*Given entries*.
····················

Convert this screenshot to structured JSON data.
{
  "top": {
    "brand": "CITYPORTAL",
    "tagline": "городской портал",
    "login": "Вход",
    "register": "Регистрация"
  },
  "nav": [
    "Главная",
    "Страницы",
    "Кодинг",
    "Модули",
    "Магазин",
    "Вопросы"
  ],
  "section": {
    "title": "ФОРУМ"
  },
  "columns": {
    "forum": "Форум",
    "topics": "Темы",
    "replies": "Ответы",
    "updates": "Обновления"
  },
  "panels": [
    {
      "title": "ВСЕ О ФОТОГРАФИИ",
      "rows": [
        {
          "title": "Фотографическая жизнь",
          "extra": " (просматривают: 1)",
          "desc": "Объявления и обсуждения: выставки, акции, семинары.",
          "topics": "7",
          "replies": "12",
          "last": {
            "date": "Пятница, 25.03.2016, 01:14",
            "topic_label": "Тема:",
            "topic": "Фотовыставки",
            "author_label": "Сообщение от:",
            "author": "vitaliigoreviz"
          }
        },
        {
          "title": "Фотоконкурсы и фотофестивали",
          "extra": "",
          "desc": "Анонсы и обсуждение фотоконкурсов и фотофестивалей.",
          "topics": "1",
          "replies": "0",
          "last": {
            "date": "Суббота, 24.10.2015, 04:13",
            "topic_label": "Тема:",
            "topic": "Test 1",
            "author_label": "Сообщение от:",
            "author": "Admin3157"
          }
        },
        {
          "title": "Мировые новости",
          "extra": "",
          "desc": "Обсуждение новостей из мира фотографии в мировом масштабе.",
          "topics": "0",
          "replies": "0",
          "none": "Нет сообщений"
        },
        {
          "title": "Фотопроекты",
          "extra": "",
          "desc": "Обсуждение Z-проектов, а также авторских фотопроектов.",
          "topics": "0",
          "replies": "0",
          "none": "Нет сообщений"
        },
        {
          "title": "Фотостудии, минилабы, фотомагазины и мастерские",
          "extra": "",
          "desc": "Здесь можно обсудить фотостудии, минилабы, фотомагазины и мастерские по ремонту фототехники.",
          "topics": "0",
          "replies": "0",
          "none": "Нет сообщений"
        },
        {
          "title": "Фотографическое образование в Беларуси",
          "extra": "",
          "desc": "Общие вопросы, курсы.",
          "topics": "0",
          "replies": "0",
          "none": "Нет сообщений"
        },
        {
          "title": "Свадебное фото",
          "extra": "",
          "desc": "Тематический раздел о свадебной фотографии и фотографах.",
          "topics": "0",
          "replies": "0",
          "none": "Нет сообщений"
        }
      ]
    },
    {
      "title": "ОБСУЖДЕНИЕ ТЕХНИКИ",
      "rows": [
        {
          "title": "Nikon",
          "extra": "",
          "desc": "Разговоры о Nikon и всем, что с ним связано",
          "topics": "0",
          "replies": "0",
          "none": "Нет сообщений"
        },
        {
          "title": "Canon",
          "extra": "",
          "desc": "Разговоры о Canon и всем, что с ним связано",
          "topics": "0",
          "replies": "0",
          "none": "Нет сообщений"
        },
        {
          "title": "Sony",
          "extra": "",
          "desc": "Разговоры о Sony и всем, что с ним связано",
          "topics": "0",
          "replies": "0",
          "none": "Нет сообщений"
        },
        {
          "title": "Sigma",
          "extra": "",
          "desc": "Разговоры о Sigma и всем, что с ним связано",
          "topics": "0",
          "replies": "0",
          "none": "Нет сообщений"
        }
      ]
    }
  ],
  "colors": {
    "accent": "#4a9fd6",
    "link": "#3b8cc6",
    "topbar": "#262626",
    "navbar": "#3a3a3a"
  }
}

····················

Every line above should be retyped exactly as given.

Convert this screenshot to structured JSON data.
{
  "top": {
    "brand": "CITYPORTAL",
    "tagline": "городской портал",
    "login": "Вход",
    "register": "Регистрация"
  },
  "nav": [
    "Главная",
    "Страницы",
    "Кодинг",
    "Модули",
    "Магазин",
    "Вопросы"
  ],
  "section": {
    "title": "ФОРУМ"
  },
  "columns": {
    "forum": "Форум",
    "topics": "Темы",
    "replies": "Ответы",
    "updates": "Обновления"
  },
  "panels": [
    {
      "title": "ВСЕ О ФОТОГРАФИИ",
      "rows": [
        {
          "title": "Фотографическая жизнь",
          "extra": " (просматривают: 1)",
          "desc": "Объявления и обсуждения: выставки, акции, семинары.",
          "topics": "7",
          "replies": "12",
          "last": {
            "date": "Пятница, 25.03.2016, 01:14",
            "topic_label": "Тема:",
            "topic": "Фотовыставки",
            "author_label": "Сообщение от:",
            "author": "vitaliigoreviz"
          }
        },
        {
          "title": "Фотоконкурсы и фотофестивали",
          "extra": "",
          "desc": "Анонсы и обсуждение фотоконкурсов и фотофестивалей.",
          "topics": "1",
          "replies": "0",
          "last": {
            "date": "Суббота, 24.10.2015, 04:13",
            "topic_label": "Тема:",
            "topic": "Test 1",
            "author_label": "Сообщение от:",
            "author": "Admin3157"
          }
        },
        {
          "title": "Мировые новости",
          "extra": "",
          "desc": "Обсуждение новостей из мира фотографии в мировом масштабе.",
          "topics": "0",
          "replies": "0",
          "none": "Нет сообщений"
        },
        {
          "title": "Фотопроекты",
          "extra": "",
          "desc": "Обсуждение Z-проектов, а также авторских фотопроектов.",
          "topics": "0",
          "replies": "0",
          "none": "Нет сообщений"
        },
        {
          "title": "Фотостудии, минилабы, фотомагазины и мастерские",
          "extra": "",
          "desc": "Здесь можно обсудить фотостудии, минилабы, фотомагазины и мастерские по ремонту фототехники.",
          "topics": "0",
          "replies": "0",
          "none": "Нет сообщений"
        },
        {
          "title": "Фотографическое образование в Беларуси",
          "extra": "",
          "desc": "Общие вопросы, курсы.",
          "topics": "0",
          "replies": "0",
          "none": "Нет сообщений"
        },
        {
          "title": "Свадебное фото",
          "extra": "",
          "desc": "Тематический раздел о свадебной фотографии и фотографах.",
          "topics": "0",
          "replies": "0",
          "none": "Нет сообщений"
        }
      ]
    },
    {
      "title": "ОБСУЖДЕНИЕ ТЕХНИКИ",
      "rows": [
        {
          "title": "Nikon",
          "extra": "",
          "desc": "Разговоры о Nikon и всем, что с ним связано",
          "topics": "0",
          "replies": "0",
          "none": "Нет сообщений"
        },
        {
          "title": "Canon",
          "extra": "",
          "desc": "Разговоры о Canon и всем, что с ним связано",
          "topics": "0",
          "replies": "0",
          "none": "Нет сообщений"
        },
        {
          "title": "Sony",
          "extra": "",
          "desc": "Разговоры о Sony и всем, что с ним связано",
          "topics": "0",
          "replies": "0",
          "none": "Нет сообщений"
        },
        {
          "title": "Sigma",
          "extra": "",
          "desc": "Разговоры о Sigma и всем, что с ним связано",
          "topics": "0",
          "replies": "0",
          "none": "Нет сообщений"
        }
      ]
    }
  ],
  "colors": {
    "accent": "#4a9fd6",
    "link": "#3b8cc6",
    "topbar": "#262626",
    "navbar": "#3a3a3a"
  }
}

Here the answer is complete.